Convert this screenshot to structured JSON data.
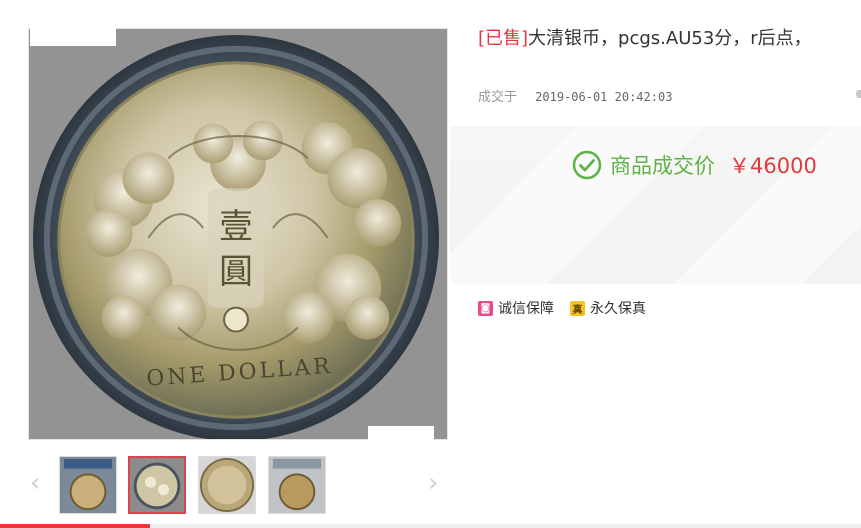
{
  "product": {
    "sold_tag": "[已售]",
    "title": "大清银币，pcgs.AU53分，r后点，",
    "deal_label": "成交于",
    "deal_time": "2019-06-01 20:42:03",
    "price_label": "商品成交价",
    "price_value": "￥46000"
  },
  "guarantees": [
    {
      "label": "诚信保障",
      "icon": "shield-icon",
      "color": "#e54d8a"
    },
    {
      "label": "永久保真",
      "icon": "genuine-icon",
      "color": "#f5c425"
    }
  ],
  "gallery": {
    "main_image": "coin-photo",
    "thumbnails": [
      "coin-slab-front",
      "coin-dragon-side",
      "coin-reverse-side",
      "coin-slab-back"
    ],
    "active_index": 1,
    "prev_arrow": "‹",
    "next_arrow": "›"
  },
  "colors": {
    "sold": "#e4393c",
    "price_label": "#5db346",
    "price_value": "#e4393c",
    "active_thumb_border": "#d8484a"
  }
}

========================================================================

From the data above, write out everything exactly except the pictures.

Convert this screenshot to structured JSON data.
{
  "product": {
    "sold_tag": "[已售]",
    "title": "大清银币，pcgs.AU53分，r后点，",
    "deal_label": "成交于",
    "deal_time": "2019-06-01 20:42:03",
    "price_label": "商品成交价",
    "price_value": "￥46000"
  },
  "guarantees": [
    {
      "label": "诚信保障",
      "icon": "shield-icon",
      "color": "#e54d8a"
    },
    {
      "label": "永久保真",
      "icon": "genuine-icon",
      "color": "#f5c425"
    }
  ],
  "gallery": {
    "main_image": "coin-photo",
    "thumbnails": [
      "coin-slab-front",
      "coin-dragon-side",
      "coin-reverse-side",
      "coin-slab-back"
    ],
    "active_index": 1,
    "prev_arrow": "‹",
    "next_arrow": "›"
  },
  "colors": {
    "sold": "#e4393c",
    "price_label": "#5db346",
    "price_value": "#e4393c",
    "active_thumb_border": "#d8484a"
  }
}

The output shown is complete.